◆ **KUTIPAN DOKUMEN**:
--------

Hari Sabtu kemarin tanggal 27 Juli 2013 merupakan perayaan Ulang
Tahun yang ke-32 tahun Jemaat Immanuel Malawili, Gereja GKI tempat kami beribadah selama
ini. Usia yang sudah cukup dewasa. Konon menurut cerita para tua-tua jemaat,
para pendiri jemaat ini hanyalah ada 7 KK
yang beribadah dari rumah ke rumah, kemudian mendapat tempat di sebuah
Sekolah Dasar untuk beribadah. Tak lama kemudian anggotanya semakin bertambah
seiring dengan kedatangan para transmigran dari tanah Jawa dan juga para
pendatang dari suku-suku lain. Hingga sekarang ini ada beragam suku dalam
Gereja kami , dan oleh karena keragaman itu pula maka di acara perayaan Ulang
Tahun yang kemarin diadakan, dimeriahkan dengan acara penampilan kesenian
tradisional asal masing-masing suku.

--------

◆ **RINCIAN TUGAS**: Tulis ulang paragraf dalam kutipan dokumen di atas yang diawali "Hari Sabtu kemarin" menjadi daftar poin singkat. Fakta utamanya harus tetap ada.

◆ **DATA YANG DIBERIKAN**:
--------

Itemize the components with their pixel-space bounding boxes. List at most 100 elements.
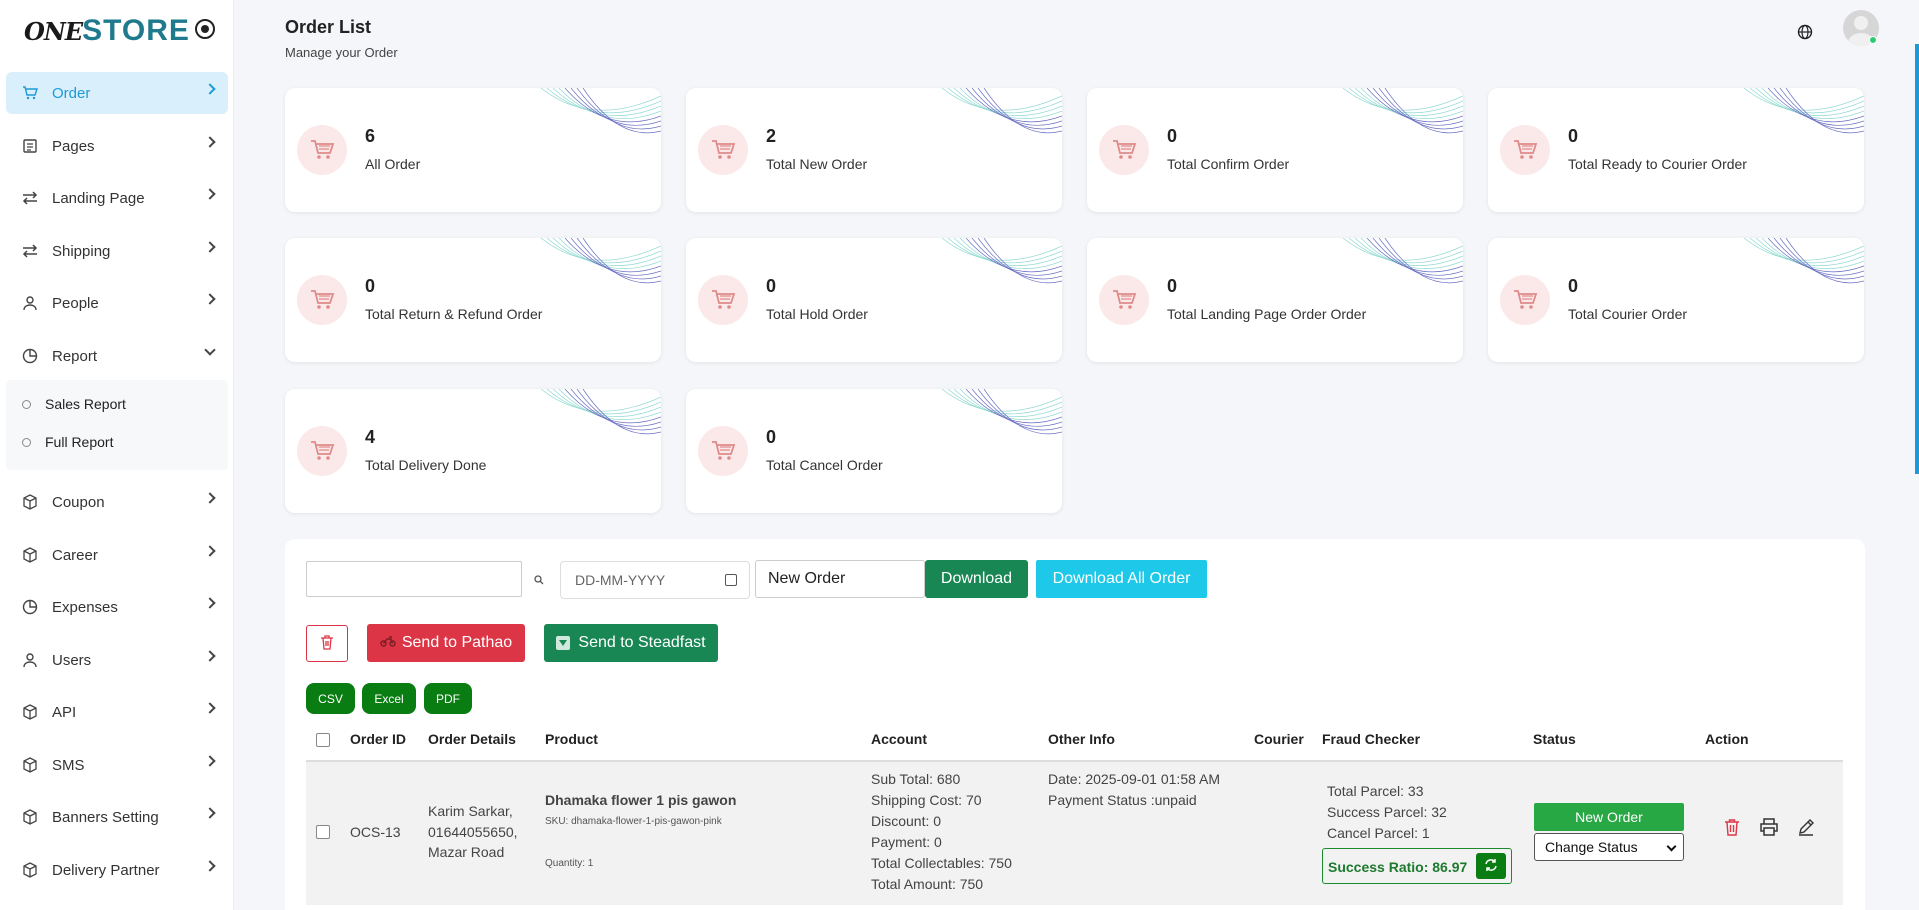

--------

◆ **JAWABAN AKHIR**:
- Sabtu, 27 Juli 2013: Jemaat Immanuel Malawili, gereja GKI tempat kami beribadah, merayakan ulang tahun ke-32.
- Menurut cerita para tua-tua jemaat, pendirinya hanya 7 KK. Mereka beribadah dari rumah ke rumah, lalu mendapat tempat beribadah di sebuah Sekolah Dasar.
- Jumlah anggota bertambah seiring datangnya transmigran dari tanah Jawa dan pendatang dari suku-suku lain.
- Sekarang jemaat terdiri dari beragam suku. Karena itu, perayaan ulang tahun dimeriahkan dengan penampilan kesenian tradisional dari masing-masing suku.